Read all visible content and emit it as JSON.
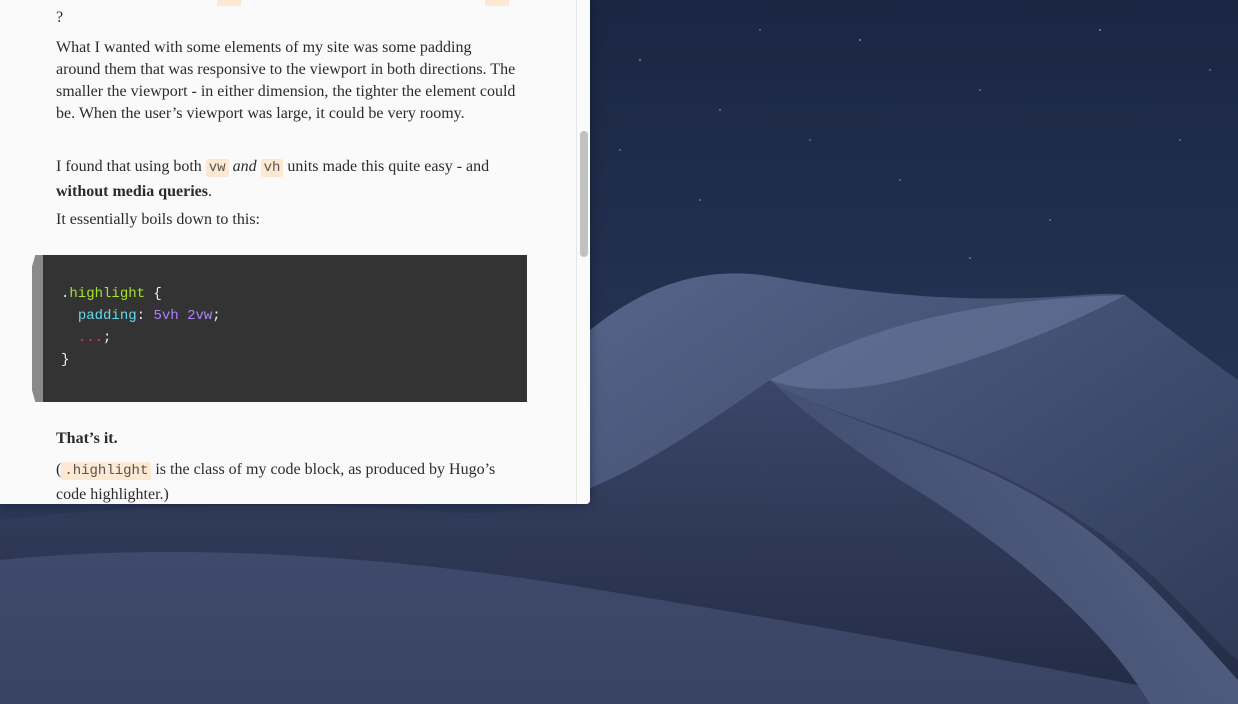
{
  "page": {
    "top_fragment": "?",
    "para1": "What I wanted with some elements of my site was some padding around them that was responsive to the viewport in both directions. The smaller the viewport - in either dimension, the tighter the element could be. When the user’s viewport was large, it could be very roomy.",
    "para2": {
      "t1": "I found that using both ",
      "code1": "vw",
      "em": "and",
      "code2": "vh",
      "t2": " units made this quite easy - and ",
      "strong": "without media queries",
      "t3": "."
    },
    "para3": "It essentially boils down to this:",
    "code_block": {
      "line1_dot": ".",
      "line1_sel": "highlight",
      "line1_brace": " {",
      "line2_prop": "padding",
      "line2_colon": ": ",
      "line2_val1": "5vh",
      "line2_val2": "2vw",
      "line2_semi": ";",
      "line3_dots": "...",
      "line3_semi": ";",
      "line4": "}"
    },
    "para4": "That’s it.",
    "para5": {
      "open": "(",
      "code": ".highlight",
      "rest": " is the class of my code block, as produced by Hugo’s code highlighter.)"
    }
  },
  "colors": {
    "inline_code_bg": "#fde8d2",
    "code_block_bg": "#333333",
    "selector": "#a6e22e",
    "property": "#66d9ef",
    "number": "#ae81ff",
    "punctuation_accent": "#f92672"
  }
}
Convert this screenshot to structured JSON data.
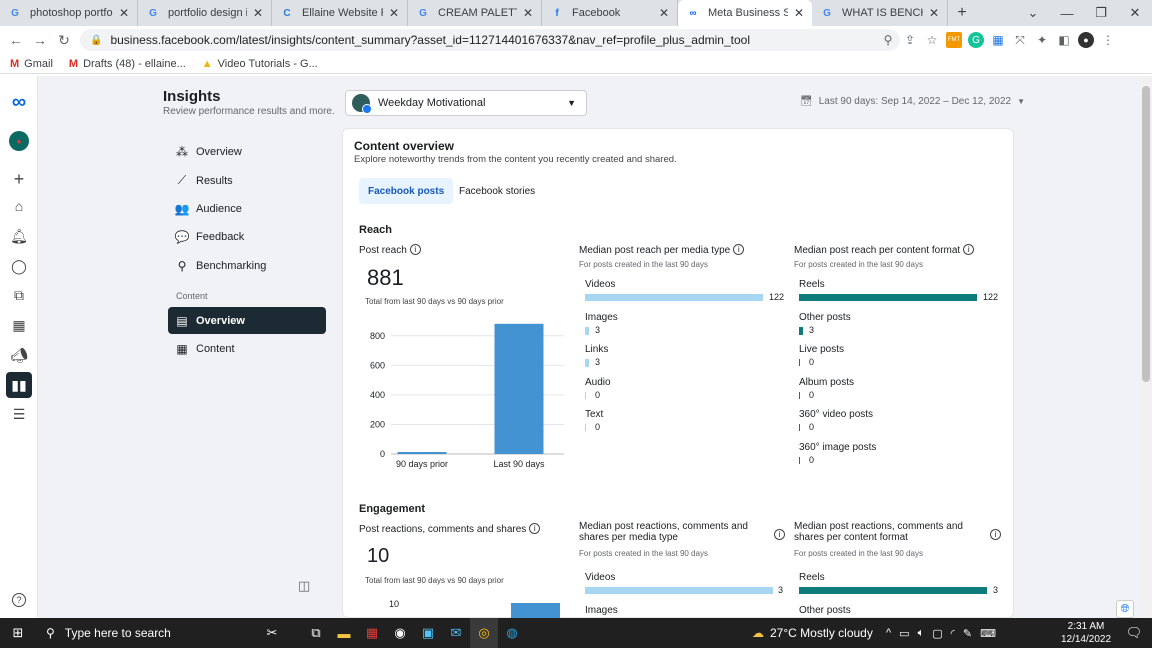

------------------------

Stated exercise
Wherever the string "JSON" appears in the entries above, list that line.

Output of the task
Read all visible content and emit it as JSON.
Convert this screenshot to structured JSON data.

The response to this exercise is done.